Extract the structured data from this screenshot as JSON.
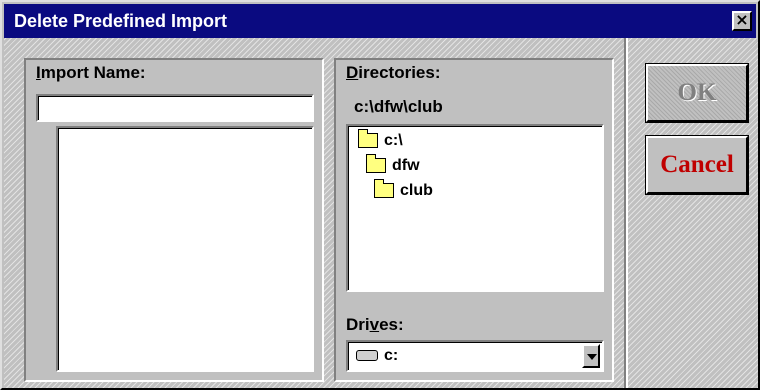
{
  "window": {
    "title": "Delete Predefined Import",
    "close_glyph": "×"
  },
  "import_name": {
    "label_prefix": "",
    "label_access": "I",
    "label_rest": "mport Name:",
    "value": "",
    "list_items": []
  },
  "directories": {
    "label_access": "D",
    "label_rest": "irectories:",
    "current_path": "c:\\dfw\\club",
    "items": [
      {
        "name": "c:\\",
        "icon": "open-folder-icon"
      },
      {
        "name": "dfw",
        "icon": "open-folder-icon"
      },
      {
        "name": "club",
        "icon": "open-folder-icon"
      }
    ]
  },
  "drives": {
    "label_prefix": "Dri",
    "label_access": "v",
    "label_rest": "es:",
    "selected": "c:",
    "icon": "drive-icon"
  },
  "buttons": {
    "ok": "OK",
    "cancel": "Cancel"
  },
  "colors": {
    "titlebar": "#0a0a80",
    "cancel_text": "#c00000",
    "ok_disabled_text": "#808080"
  }
}
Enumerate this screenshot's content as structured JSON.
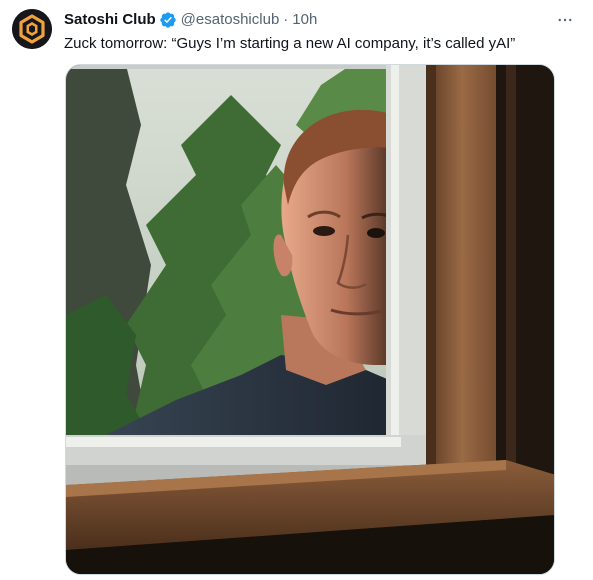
{
  "tweet": {
    "display_name": "Satoshi Club",
    "handle": "@esatoshiclub",
    "separator": "·",
    "time": "10h",
    "text": "Zuck tomorrow: “Guys I’m starting a new AI company, it’s called yAI”",
    "more_icon": "more-horizontal-icon",
    "verified_icon": "verified-badge-icon",
    "media_description_icon": "photo"
  },
  "colors": {
    "verified": "#1d9bf0",
    "secondary_text": "#536471",
    "primary_text": "#0f1419",
    "avatar_bg": "#16171c",
    "avatar_accent": "#f2a23a"
  }
}
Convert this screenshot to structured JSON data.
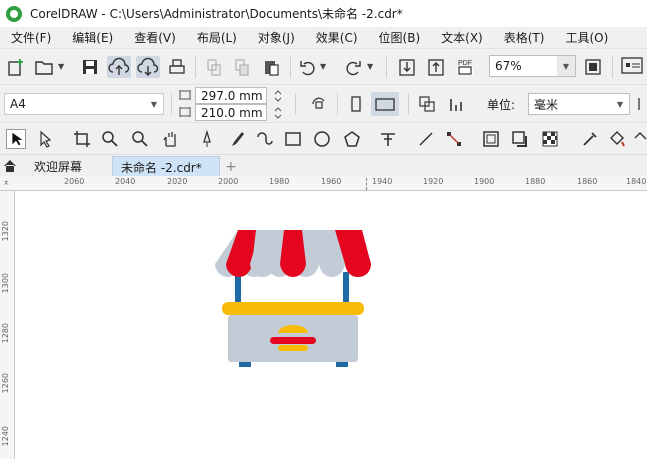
{
  "window": {
    "title": "CorelDRAW - C:\\Users\\Administrator\\Documents\\未命名 -2.cdr*"
  },
  "menu": [
    {
      "label": "文件(F)"
    },
    {
      "label": "编辑(E)"
    },
    {
      "label": "查看(V)"
    },
    {
      "label": "布局(L)"
    },
    {
      "label": "对象(J)"
    },
    {
      "label": "效果(C)"
    },
    {
      "label": "位图(B)"
    },
    {
      "label": "文本(X)"
    },
    {
      "label": "表格(T)"
    },
    {
      "label": "工具(O)"
    }
  ],
  "standard_toolbar": {
    "zoom": "67%",
    "pdf_label": "PDF"
  },
  "property_bar": {
    "page_size": "A4",
    "width": "297.0 mm",
    "height": "210.0 mm",
    "units_label": "单位:",
    "units_value": "毫米"
  },
  "tabs": {
    "welcome": "欢迎屏幕",
    "document": "未命名 -2.cdr*",
    "add": "+"
  },
  "ruler": {
    "h_labels": [
      "2060",
      "2040",
      "2020",
      "2000",
      "1980",
      "1960",
      "1940",
      "1920",
      "1900",
      "1880",
      "1860",
      "1840"
    ],
    "v_labels": [
      "1320",
      "1300",
      "1280",
      "1260",
      "1240"
    ],
    "unit": "ㅊ"
  },
  "colors": {
    "awning_red": "#e3061e",
    "awning_grey": "#c3ccd6",
    "pole_blue": "#1f6aa5",
    "counter_yellow": "#f7bb0a",
    "body_grey": "#c3ccd6"
  },
  "icons": [
    "new-doc-icon",
    "open-icon",
    "save-icon",
    "cloud-upload-icon",
    "cloud-download-icon",
    "print-icon",
    "undo-icon",
    "redo-icon",
    "import-icon",
    "export-icon",
    "pdf-icon",
    "zoom-fit-icon",
    "options-icon"
  ]
}
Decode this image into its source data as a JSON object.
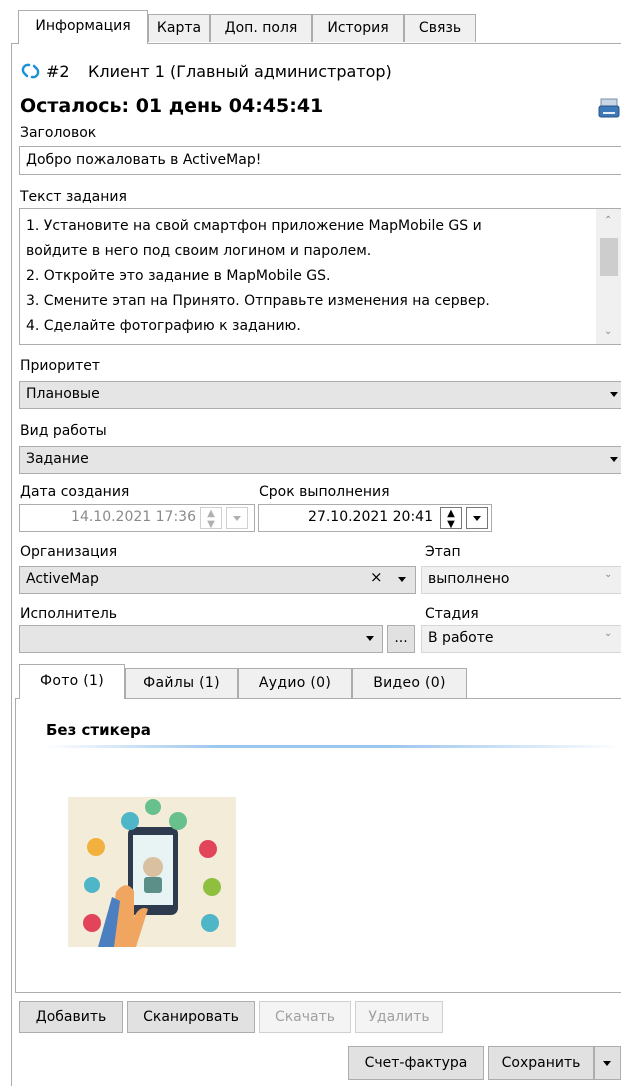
{
  "tabs": [
    "Информация",
    "Карта",
    "Доп. поля",
    "История",
    "Связь"
  ],
  "header": {
    "number": "#2",
    "client": "Клиент 1 (Главный администратор)",
    "remaining": "Осталось: 01 день 04:45:41"
  },
  "title_field": {
    "label": "Заголовок",
    "value": "Добро пожаловать в ActiveMap!"
  },
  "task_text": {
    "label": "Текст задания",
    "lines": [
      "1. Установите на свой смартфон приложение MapMobile GS и",
      "войдите в него под своим логином и паролем.",
      "2. Откройте это задание в MapMobile GS.",
      "3. Смените этап на Принято. Отправьте изменения на сервер.",
      "4. Сделайте фотографию к заданию."
    ]
  },
  "priority": {
    "label": "Приоритет",
    "value": "Плановые"
  },
  "work_type": {
    "label": "Вид работы",
    "value": "Задание"
  },
  "created": {
    "label": "Дата создания",
    "value": "14.10.2021 17:36"
  },
  "deadline": {
    "label": "Срок выполнения",
    "value": "27.10.2021 20:41"
  },
  "organization": {
    "label": "Организация",
    "value": "ActiveMap",
    "clear": "×"
  },
  "stage": {
    "label": "Этап",
    "value": "выполнено"
  },
  "executor": {
    "label": "Исполнитель",
    "value": "",
    "more": "..."
  },
  "phase": {
    "label": "Стадия",
    "value": "В работе"
  },
  "media_tabs": [
    "Фото (1)",
    "Файлы (1)",
    "Аудио (0)",
    "Видео (0)"
  ],
  "sticker_group": "Без стикера",
  "media_buttons": {
    "add": "Добавить",
    "scan": "Сканировать",
    "download": "Скачать",
    "delete": "Удалить"
  },
  "footer": {
    "invoice": "Счет-фактура",
    "save": "Сохранить"
  },
  "colors": {
    "accent": "#1e90d6",
    "disabled": "#a0a0a0"
  }
}
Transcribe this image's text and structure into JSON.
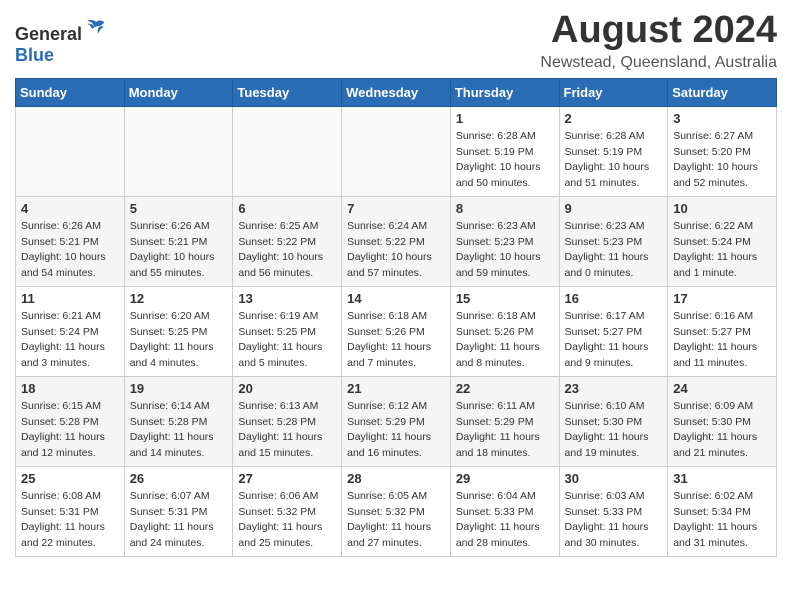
= = =
Task statement — Look through the entries above and list every line containing "more".

Worked solution —
    "more_icon": "more-horizontal-icon",
    "more": "..."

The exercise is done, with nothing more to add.